** start of Task input **

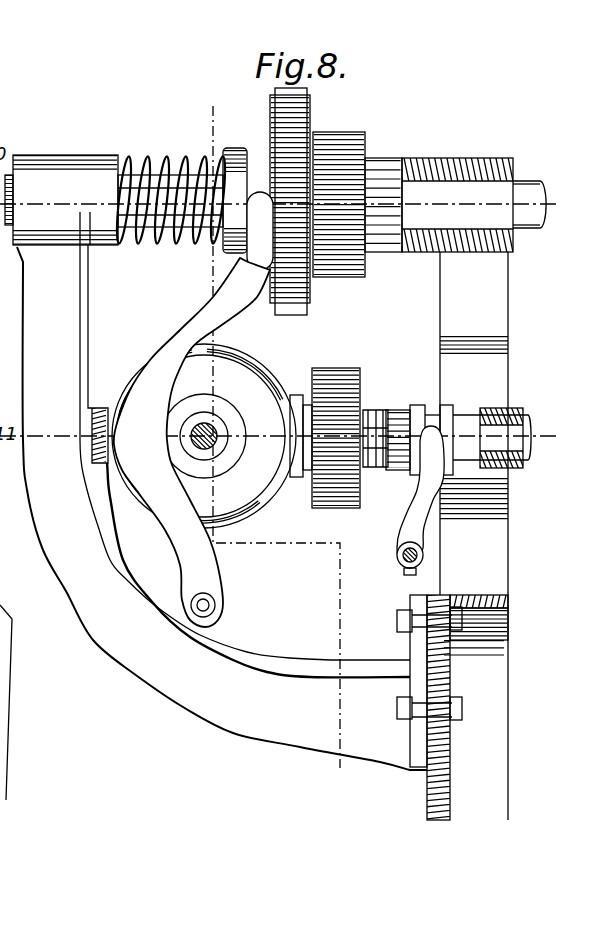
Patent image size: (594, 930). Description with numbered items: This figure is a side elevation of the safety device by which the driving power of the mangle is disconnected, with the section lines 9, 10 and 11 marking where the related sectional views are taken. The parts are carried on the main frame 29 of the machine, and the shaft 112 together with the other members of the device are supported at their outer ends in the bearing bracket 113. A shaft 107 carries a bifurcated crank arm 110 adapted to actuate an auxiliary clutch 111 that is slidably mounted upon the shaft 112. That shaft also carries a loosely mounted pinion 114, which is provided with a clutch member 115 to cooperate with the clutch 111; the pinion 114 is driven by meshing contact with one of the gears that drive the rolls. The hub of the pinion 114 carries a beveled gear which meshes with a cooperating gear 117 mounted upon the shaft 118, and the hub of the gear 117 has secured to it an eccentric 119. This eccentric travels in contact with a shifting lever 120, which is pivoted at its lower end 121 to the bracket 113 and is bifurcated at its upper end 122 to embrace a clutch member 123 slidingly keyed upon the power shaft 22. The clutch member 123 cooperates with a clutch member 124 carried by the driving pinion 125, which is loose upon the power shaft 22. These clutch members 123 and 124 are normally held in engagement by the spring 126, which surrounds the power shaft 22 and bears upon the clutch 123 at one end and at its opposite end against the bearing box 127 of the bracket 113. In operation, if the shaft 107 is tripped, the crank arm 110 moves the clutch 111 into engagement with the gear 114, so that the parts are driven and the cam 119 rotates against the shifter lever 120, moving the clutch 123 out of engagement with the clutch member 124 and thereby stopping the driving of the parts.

The section line 9- 9 is at (273, 437).
The section line 10- 10 is at (546, 207).
The section line 11- 11 is at (532, 443).
The power shaft 22 is at (536, 186).
The main frame 29 is at (498, 530).
The shaft 107 is at (403, 563).
The bifurcated crank arm 110 is at (398, 545).
The auxiliary clutch 111 is at (400, 410).
The shaft 112 is at (525, 420).
The bearing bracket 113 is at (222, 507).
The pinion 114 is at (346, 368).
The clutch member 115 is at (369, 409).
The gear 117 is at (250, 356).
The shaft 118 is at (208, 426).
The eccentric 119 is at (238, 412).
The shifting lever 120 is at (180, 330).
The lower end 121 is at (210, 604).
The upper end 122 is at (250, 254).
The clutch member 123 is at (245, 150).
The clutch member 124 is at (312, 132).
The driving pinion 125 is at (366, 136).
The spring 126 is at (150, 162).
The bearing box 127 is at (61, 200).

** end of Task input **

### Goal
Put each line of the material above into a numbered list, skipping blank lines. Leave the pictures out of your answer.

### Expected output
1. Patent image size: (594, 930). Description with numbered items: This figure is a side elevation of the safety device by which the driving power of the mangle is disconnected, with the section lines 9, 10 and 11 marking where the related sectional views are taken. The parts are carried on the main frame 29 of the machine, and the shaft 112 together with the other members of the device are supported at their outer ends in the bearing bracket 113. A shaft 107 carries a bifurcated crank arm 110 adapted to actuate an auxiliary clutch 111 that is slidably mounted upon the shaft 112. That shaft also carries a loosely mounted pinion 114, which is provided with a clutch member 115 to cooperate with the clutch 111; the pinion 114 is driven by meshing contact with one of the gears that drive the rolls. The hub of the pinion 114 carries a beveled gear which meshes with a cooperating gear 117 mounted upon the shaft 118, and the hub of the gear 117 has secured to it an eccentric 119. This eccentric travels in contact with a shifting lever 120, which is pivoted at its lower end 121 to the bracket 113 and is bifurcated at its upper end 122 to embrace a clutch member 123 slidingly keyed upon the power shaft 22. The clutch member 123 cooperates with a clutch member 124 carried by the driving pinion 125, which is loose upon the power shaft 22. These clutch members 123 and 124 are normally held in engagement by the spring 126, which surrounds the power shaft 22 and bears upon the clutch 123 at one end and at its opposite end against the bearing box 127 of the bracket 113. In operation, if the shaft 107 is tripped, the crank arm 110 moves the clutch 111 into engagement with the gear 114, so that the parts are driven and the cam 119 rotates against the shifter lever 120, moving the clutch 123 out of engagement with the clutch member 124 and thereby stopping the driving of the parts.
2. The section line 9- 9 is at (273, 437).
3. The section line 10- 10 is at (546, 207).
4. The section line 11- 11 is at (532, 443).
5. The power shaft 22 is at (536, 186).
6. The main frame 29 is at (498, 530).
7. The shaft 107 is at (403, 563).
8. The bifurcated crank arm 110 is at (398, 545).
9. The auxiliary clutch 111 is at (400, 410).
10. The shaft 112 is at (525, 420).
11. The bearing bracket 113 is at (222, 507).
12. The pinion 114 is at (346, 368).
13. The clutch member 115 is at (369, 409).
14. The gear 117 is at (250, 356).
15. The shaft 118 is at (208, 426).
16. The eccentric 119 is at (238, 412).
17. The shifting lever 120 is at (180, 330).
18. The lower end 121 is at (210, 604).
19. The upper end 122 is at (250, 254).
20. The clutch member 123 is at (245, 150).
21. The clutch member 124 is at (312, 132).
22. The driving pinion 125 is at (366, 136).
23. The spring 126 is at (150, 162).
24. The bearing box 127 is at (61, 200).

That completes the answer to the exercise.